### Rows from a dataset
···
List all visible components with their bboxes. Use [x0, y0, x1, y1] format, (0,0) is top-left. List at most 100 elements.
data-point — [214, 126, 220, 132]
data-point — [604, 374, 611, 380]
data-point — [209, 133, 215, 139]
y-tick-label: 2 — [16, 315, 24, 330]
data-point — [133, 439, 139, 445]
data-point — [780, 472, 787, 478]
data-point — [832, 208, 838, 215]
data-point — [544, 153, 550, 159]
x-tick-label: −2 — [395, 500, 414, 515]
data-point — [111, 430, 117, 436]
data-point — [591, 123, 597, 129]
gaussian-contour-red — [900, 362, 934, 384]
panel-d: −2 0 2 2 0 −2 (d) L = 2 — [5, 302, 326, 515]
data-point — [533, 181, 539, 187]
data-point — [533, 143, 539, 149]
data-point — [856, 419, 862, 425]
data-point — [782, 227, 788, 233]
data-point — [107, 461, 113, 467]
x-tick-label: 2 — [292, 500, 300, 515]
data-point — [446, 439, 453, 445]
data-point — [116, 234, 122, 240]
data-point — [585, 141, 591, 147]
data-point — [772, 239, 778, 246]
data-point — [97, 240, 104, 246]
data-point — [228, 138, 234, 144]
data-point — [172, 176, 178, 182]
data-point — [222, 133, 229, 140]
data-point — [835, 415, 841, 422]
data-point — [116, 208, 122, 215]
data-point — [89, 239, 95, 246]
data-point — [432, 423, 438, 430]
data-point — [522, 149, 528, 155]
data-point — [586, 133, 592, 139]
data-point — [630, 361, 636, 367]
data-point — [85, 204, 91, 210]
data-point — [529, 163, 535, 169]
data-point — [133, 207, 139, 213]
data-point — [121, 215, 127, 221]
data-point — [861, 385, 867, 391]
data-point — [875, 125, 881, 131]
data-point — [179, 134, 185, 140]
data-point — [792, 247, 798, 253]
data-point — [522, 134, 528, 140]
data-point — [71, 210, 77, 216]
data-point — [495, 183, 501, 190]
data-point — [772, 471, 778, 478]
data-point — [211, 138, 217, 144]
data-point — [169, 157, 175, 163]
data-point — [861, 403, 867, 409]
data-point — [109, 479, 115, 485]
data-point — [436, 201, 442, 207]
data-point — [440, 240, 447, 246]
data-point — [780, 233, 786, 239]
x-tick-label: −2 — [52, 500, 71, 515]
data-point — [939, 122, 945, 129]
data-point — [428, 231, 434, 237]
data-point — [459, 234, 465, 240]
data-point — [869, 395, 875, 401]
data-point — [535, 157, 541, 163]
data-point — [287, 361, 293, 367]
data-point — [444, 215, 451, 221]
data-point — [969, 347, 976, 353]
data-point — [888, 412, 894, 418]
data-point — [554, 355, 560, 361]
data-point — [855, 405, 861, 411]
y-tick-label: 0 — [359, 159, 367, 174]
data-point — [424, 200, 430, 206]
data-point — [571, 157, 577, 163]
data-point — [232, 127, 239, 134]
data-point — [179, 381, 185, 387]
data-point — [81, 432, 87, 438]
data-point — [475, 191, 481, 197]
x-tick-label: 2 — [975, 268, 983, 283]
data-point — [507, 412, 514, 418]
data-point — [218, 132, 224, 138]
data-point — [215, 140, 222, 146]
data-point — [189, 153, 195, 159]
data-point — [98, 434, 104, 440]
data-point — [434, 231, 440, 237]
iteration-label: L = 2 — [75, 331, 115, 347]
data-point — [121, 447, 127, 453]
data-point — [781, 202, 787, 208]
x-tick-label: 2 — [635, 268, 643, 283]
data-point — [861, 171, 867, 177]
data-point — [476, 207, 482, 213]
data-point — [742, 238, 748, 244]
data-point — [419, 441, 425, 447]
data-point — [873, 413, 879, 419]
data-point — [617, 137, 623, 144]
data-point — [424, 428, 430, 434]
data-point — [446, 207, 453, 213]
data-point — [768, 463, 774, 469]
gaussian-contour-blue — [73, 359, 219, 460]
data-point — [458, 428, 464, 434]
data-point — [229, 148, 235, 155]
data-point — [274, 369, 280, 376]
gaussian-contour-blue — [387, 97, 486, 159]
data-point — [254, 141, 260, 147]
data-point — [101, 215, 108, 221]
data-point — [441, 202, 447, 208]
···
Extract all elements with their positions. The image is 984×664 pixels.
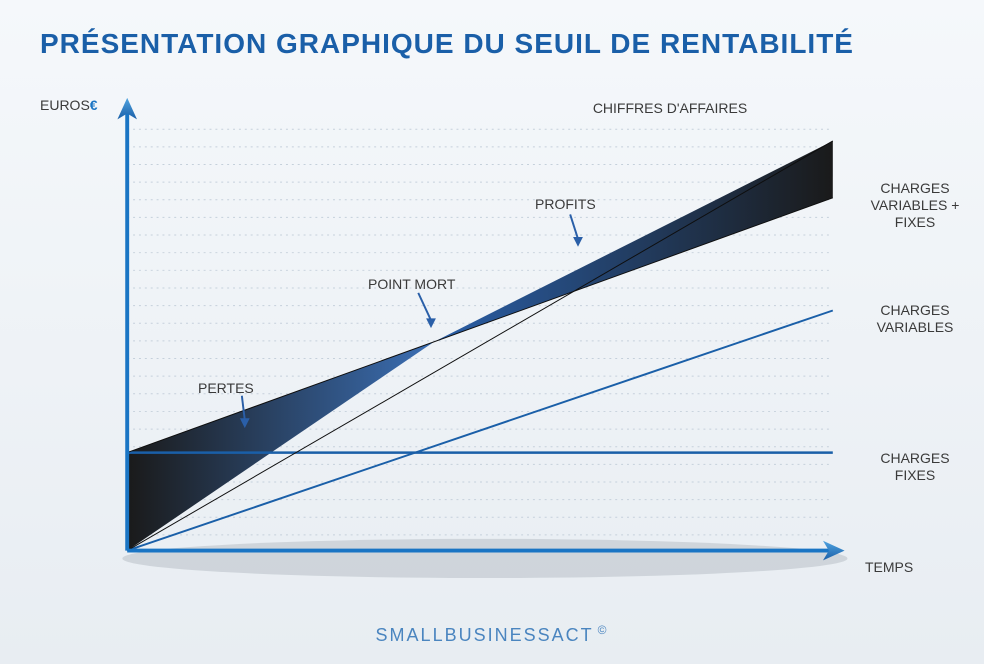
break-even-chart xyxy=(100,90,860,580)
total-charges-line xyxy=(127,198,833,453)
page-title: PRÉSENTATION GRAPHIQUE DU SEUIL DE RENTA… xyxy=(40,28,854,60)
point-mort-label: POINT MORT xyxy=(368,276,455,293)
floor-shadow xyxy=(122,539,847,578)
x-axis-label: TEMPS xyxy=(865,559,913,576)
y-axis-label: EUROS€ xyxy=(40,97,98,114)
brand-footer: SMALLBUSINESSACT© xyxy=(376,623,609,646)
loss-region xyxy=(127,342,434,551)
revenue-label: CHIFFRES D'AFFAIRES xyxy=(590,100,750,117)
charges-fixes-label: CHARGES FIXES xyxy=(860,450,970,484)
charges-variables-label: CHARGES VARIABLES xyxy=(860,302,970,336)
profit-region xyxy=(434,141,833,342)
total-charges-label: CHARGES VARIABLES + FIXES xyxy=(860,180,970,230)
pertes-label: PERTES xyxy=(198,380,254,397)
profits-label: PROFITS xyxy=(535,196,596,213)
···
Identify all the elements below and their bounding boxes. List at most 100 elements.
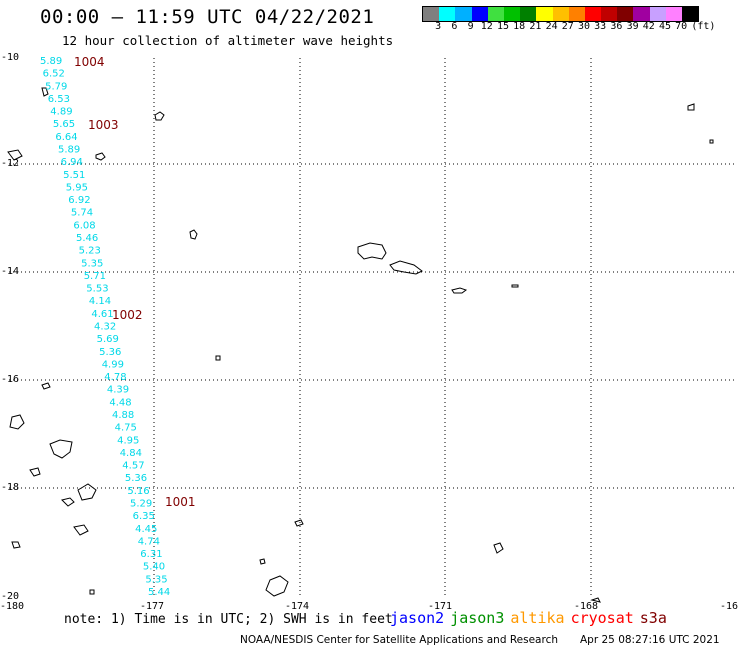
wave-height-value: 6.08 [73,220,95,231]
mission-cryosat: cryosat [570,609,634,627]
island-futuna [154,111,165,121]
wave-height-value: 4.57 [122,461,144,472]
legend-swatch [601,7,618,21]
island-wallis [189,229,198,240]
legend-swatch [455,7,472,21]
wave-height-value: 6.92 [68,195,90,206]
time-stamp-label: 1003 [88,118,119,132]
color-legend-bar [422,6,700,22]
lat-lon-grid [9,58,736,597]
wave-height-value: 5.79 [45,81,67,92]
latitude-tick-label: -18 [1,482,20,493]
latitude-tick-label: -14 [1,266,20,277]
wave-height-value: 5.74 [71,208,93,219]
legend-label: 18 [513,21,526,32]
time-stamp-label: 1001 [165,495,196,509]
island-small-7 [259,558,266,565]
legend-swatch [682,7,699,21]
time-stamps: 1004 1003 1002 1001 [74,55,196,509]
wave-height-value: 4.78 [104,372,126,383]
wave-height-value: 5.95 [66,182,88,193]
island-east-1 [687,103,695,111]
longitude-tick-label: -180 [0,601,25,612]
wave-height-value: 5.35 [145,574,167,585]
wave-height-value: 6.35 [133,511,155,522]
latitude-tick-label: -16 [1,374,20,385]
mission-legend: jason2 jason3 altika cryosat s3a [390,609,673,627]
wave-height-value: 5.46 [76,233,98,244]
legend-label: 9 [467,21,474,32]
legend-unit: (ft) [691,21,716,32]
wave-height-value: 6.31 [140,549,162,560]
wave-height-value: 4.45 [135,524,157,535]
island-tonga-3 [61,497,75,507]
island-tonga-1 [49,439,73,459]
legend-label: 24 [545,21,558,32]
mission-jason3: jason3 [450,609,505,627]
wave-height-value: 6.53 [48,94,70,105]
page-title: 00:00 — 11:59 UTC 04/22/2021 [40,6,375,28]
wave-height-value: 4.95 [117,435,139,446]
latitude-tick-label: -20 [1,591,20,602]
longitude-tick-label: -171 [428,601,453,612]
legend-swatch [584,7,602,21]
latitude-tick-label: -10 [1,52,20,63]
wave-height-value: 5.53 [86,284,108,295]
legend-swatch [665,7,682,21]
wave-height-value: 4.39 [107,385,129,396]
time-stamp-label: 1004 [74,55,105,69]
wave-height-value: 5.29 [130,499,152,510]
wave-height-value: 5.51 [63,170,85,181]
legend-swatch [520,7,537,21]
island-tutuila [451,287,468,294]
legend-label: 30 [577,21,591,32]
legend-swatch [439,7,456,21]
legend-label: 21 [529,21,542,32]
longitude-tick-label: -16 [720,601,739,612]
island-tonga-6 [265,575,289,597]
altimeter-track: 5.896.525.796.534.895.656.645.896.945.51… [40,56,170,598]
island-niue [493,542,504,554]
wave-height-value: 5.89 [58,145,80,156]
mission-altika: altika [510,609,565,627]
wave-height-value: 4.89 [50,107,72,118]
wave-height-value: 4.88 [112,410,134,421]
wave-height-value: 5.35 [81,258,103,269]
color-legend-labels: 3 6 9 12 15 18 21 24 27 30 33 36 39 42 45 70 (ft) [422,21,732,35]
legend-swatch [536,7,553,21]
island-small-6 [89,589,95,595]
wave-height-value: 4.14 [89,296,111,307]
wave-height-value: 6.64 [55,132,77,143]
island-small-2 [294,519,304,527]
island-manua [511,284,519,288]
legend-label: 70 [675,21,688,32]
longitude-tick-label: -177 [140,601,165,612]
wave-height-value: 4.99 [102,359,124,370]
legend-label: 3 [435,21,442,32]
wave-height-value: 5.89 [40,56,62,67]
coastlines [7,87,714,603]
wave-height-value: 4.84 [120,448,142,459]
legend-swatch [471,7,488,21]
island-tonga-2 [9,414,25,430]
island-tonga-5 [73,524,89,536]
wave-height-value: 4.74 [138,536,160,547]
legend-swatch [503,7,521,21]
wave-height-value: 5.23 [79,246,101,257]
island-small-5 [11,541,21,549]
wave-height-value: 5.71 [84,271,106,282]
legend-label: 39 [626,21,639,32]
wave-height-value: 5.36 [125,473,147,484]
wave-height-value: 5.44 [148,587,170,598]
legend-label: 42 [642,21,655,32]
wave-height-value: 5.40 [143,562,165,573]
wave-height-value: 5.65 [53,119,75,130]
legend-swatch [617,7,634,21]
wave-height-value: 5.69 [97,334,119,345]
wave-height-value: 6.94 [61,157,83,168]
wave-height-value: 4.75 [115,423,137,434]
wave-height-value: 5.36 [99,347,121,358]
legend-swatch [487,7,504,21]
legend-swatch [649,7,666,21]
···
Substitute "MOIS" for "TEMPS" in everything from the line containing "Extract all elements" down to the line containing "profits-label: PROFITS xyxy=(535,196,596,213)", changing nothing else. Leave the pictures out of your answer.

### Task answer
Extract all elements with their positions. The image is 984×664 pixels.
break-even-chart xyxy=(100,90,860,580)
total-charges-line xyxy=(127,198,833,453)
page-title: PRÉSENTATION GRAPHIQUE DU SEUIL DE RENTA… xyxy=(40,28,854,60)
point-mort-label: POINT MORT xyxy=(368,276,455,293)
floor-shadow xyxy=(122,539,847,578)
x-axis-label: MOIS xyxy=(865,559,913,576)
y-axis-label: EUROS€ xyxy=(40,97,98,114)
brand-footer: SMALLBUSINESSACT© xyxy=(376,623,609,646)
loss-region xyxy=(127,342,434,551)
revenue-label: CHIFFRES D'AFFAIRES xyxy=(590,100,750,117)
charges-fixes-label: CHARGES FIXES xyxy=(860,450,970,484)
charges-variables-label: CHARGES VARIABLES xyxy=(860,302,970,336)
profit-region xyxy=(434,141,833,342)
total-charges-label: CHARGES VARIABLES + FIXES xyxy=(860,180,970,230)
pertes-label: PERTES xyxy=(198,380,254,397)
profits-label: PROFITS xyxy=(535,196,596,213)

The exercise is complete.